**Task to carry out:** Identify and reproduce every line holding the string "grid".

**Records provided:**
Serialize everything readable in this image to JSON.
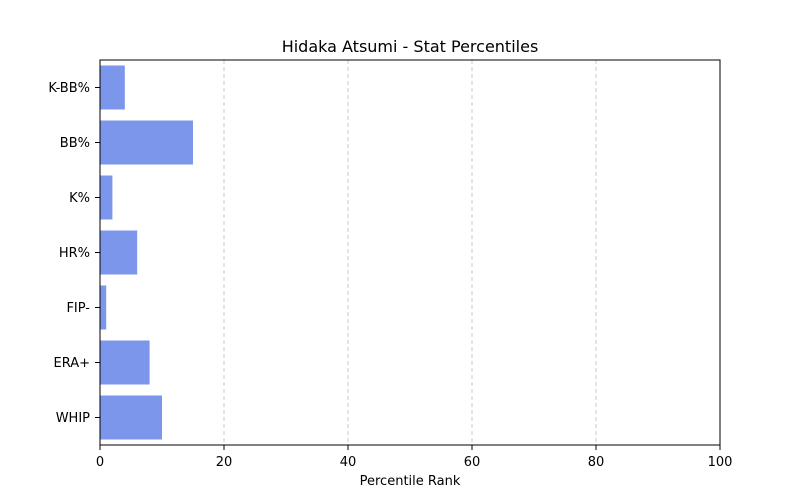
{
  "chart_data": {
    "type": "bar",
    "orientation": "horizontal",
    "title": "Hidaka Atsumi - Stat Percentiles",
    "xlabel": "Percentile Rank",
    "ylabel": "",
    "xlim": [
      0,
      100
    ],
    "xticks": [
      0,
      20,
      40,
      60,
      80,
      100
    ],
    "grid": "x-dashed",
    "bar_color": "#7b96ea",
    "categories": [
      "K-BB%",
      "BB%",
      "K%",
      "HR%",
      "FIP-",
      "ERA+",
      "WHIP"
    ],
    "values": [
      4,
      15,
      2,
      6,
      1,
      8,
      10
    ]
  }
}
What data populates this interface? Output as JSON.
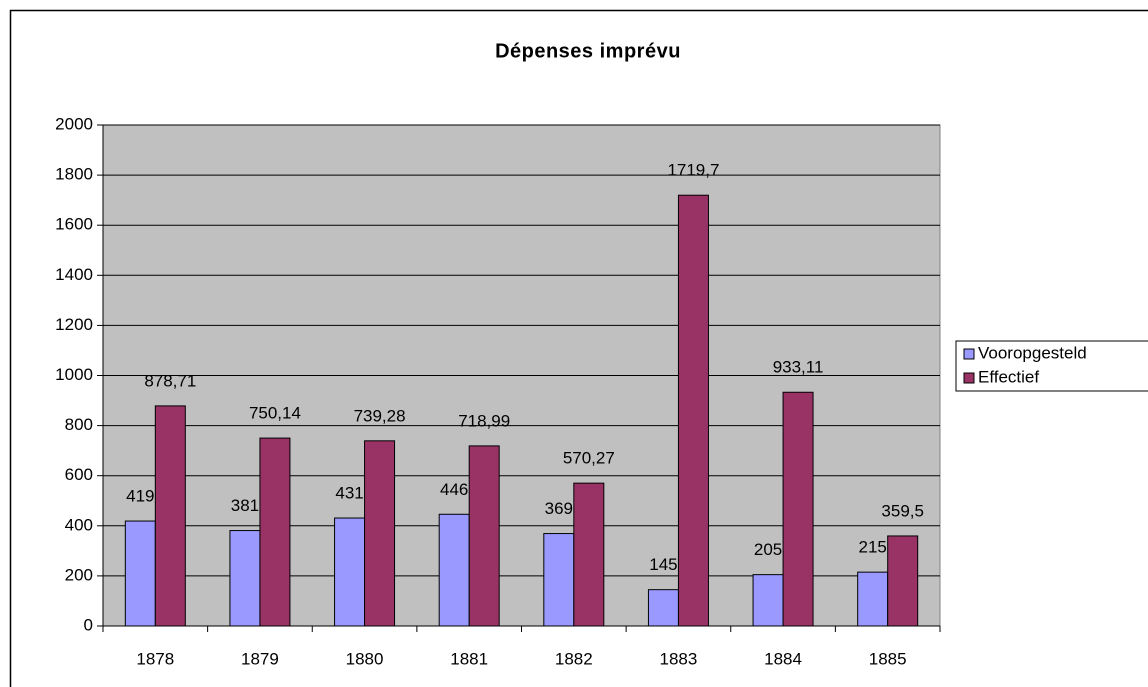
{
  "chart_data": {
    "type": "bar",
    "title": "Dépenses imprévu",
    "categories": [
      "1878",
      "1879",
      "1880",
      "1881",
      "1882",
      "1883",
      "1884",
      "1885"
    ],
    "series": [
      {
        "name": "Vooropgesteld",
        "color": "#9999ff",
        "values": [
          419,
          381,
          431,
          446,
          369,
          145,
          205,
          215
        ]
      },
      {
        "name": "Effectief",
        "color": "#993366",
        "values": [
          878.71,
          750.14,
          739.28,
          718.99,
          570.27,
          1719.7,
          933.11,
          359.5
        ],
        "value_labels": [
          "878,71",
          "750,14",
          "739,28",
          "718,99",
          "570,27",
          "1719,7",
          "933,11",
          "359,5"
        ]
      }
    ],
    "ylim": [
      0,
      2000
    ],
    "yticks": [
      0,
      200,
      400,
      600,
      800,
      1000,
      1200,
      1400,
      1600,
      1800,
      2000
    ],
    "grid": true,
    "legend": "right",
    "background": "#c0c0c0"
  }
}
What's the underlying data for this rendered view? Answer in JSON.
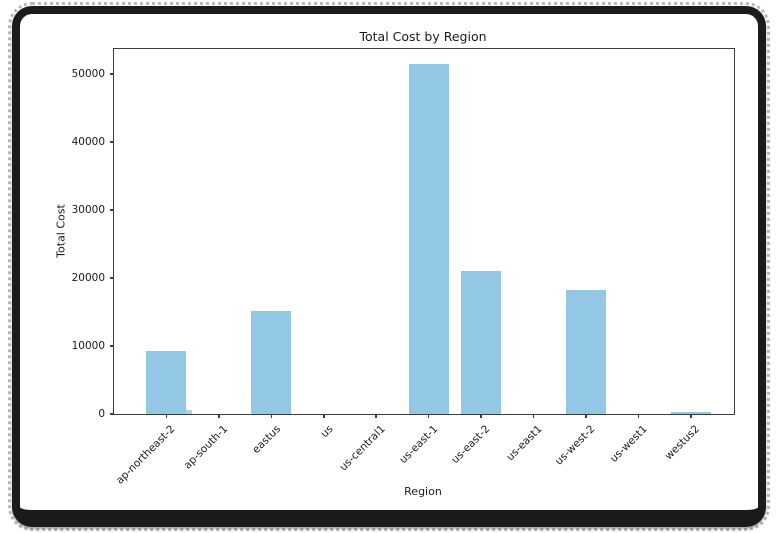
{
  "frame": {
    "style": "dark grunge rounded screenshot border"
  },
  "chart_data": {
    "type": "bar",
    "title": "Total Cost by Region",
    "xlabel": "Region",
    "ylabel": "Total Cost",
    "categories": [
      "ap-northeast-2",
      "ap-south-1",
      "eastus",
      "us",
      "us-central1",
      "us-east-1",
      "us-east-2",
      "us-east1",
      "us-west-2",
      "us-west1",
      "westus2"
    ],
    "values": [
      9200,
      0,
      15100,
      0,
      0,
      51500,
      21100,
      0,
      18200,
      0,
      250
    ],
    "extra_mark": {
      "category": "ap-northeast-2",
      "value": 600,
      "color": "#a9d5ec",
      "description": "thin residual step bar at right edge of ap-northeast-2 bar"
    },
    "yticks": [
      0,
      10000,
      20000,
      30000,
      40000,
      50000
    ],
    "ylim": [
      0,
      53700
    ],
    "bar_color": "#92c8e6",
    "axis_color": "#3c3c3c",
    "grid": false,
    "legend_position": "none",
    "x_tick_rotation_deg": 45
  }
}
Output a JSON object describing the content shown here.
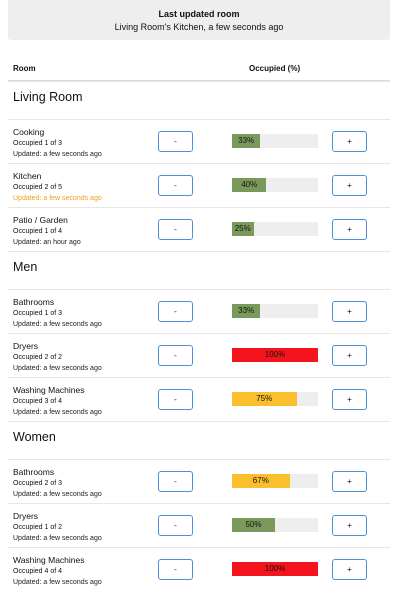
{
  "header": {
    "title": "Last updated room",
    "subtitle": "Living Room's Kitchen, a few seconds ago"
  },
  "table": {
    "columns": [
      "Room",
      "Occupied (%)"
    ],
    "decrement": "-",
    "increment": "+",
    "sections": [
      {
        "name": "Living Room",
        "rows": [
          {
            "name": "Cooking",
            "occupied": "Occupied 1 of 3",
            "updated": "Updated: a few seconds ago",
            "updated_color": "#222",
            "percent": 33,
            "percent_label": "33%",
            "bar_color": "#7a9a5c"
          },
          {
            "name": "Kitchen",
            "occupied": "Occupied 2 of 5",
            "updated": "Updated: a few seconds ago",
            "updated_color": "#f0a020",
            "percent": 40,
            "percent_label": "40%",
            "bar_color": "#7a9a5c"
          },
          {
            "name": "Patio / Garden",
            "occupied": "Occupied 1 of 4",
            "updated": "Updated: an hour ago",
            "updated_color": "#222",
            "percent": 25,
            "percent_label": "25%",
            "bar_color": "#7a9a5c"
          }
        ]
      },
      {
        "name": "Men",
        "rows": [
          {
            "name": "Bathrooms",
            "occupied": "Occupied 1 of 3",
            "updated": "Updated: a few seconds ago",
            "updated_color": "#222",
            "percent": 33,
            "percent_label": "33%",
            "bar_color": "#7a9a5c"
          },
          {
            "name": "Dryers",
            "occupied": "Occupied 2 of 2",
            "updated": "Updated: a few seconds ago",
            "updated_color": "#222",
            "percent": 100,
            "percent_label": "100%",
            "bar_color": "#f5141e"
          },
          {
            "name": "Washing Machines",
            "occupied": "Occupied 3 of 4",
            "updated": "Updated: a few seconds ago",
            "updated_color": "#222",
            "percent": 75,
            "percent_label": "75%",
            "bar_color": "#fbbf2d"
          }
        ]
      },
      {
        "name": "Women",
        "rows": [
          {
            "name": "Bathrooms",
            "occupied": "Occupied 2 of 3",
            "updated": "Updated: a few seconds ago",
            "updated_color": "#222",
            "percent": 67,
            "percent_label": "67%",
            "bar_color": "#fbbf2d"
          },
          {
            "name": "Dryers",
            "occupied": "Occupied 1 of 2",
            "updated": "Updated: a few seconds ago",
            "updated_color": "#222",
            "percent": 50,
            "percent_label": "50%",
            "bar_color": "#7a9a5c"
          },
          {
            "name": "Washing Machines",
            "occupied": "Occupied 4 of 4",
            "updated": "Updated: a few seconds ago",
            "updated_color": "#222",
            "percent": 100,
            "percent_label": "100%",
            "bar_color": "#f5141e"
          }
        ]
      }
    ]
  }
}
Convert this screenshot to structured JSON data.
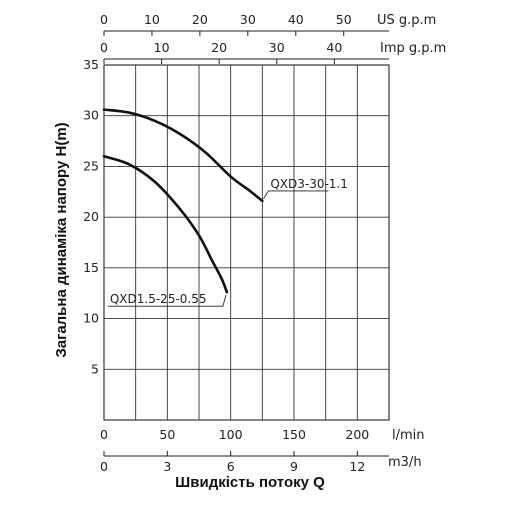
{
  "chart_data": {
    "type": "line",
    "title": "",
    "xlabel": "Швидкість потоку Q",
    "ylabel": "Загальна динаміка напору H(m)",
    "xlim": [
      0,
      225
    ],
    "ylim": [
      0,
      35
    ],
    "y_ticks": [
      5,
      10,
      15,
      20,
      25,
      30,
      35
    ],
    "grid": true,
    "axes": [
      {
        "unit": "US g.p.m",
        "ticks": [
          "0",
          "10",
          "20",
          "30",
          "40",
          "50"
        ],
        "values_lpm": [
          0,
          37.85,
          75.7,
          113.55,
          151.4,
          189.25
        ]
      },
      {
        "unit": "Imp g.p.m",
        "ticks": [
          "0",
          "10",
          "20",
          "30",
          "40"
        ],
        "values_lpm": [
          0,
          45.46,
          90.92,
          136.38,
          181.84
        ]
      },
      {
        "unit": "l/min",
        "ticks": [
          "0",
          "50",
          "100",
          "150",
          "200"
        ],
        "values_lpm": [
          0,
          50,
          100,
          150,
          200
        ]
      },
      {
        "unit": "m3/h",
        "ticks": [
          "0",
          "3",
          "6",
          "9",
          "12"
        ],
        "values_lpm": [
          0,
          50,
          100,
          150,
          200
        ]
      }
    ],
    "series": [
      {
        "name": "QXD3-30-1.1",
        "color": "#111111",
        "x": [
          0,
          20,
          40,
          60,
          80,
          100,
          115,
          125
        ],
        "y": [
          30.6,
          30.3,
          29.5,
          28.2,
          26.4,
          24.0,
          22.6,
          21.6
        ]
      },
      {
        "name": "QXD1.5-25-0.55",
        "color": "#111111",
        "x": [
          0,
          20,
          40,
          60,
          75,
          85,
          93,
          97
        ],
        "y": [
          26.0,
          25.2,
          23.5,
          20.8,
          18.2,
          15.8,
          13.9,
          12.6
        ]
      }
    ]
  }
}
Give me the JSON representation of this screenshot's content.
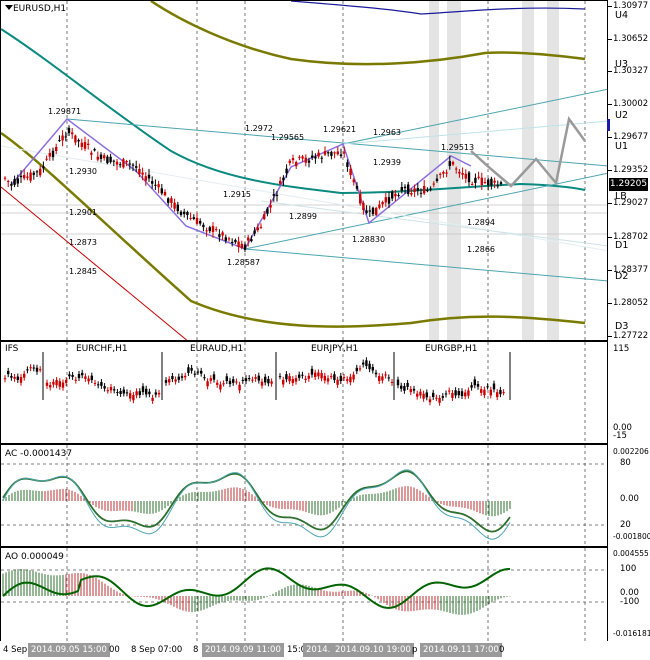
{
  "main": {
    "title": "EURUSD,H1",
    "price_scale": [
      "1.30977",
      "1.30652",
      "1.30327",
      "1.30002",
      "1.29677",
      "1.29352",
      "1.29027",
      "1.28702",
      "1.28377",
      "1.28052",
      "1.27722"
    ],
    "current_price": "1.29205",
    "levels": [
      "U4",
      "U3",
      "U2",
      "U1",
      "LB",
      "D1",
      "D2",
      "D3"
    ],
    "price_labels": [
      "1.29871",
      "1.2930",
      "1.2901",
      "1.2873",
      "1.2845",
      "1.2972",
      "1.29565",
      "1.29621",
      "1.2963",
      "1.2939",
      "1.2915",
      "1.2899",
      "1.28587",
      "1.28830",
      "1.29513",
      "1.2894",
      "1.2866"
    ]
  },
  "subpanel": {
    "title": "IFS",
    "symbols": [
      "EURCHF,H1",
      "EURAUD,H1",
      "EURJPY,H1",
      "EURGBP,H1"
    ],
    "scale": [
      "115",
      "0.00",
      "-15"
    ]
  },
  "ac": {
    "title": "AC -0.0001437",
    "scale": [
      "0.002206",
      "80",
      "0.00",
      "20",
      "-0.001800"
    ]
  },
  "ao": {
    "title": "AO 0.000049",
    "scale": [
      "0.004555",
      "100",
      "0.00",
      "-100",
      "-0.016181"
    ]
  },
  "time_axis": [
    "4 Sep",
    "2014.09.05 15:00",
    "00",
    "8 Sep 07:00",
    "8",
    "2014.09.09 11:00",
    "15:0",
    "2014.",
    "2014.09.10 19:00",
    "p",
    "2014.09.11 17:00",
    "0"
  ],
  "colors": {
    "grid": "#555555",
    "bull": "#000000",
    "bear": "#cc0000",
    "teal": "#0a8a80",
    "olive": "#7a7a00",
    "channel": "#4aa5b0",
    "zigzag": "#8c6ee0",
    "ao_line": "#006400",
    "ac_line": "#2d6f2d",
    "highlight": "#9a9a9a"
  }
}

**Written response:**
    "grid": "x-dashed",
    "grid": true,
    "grid": false,
    "grid": true,
    "grid": "#555555",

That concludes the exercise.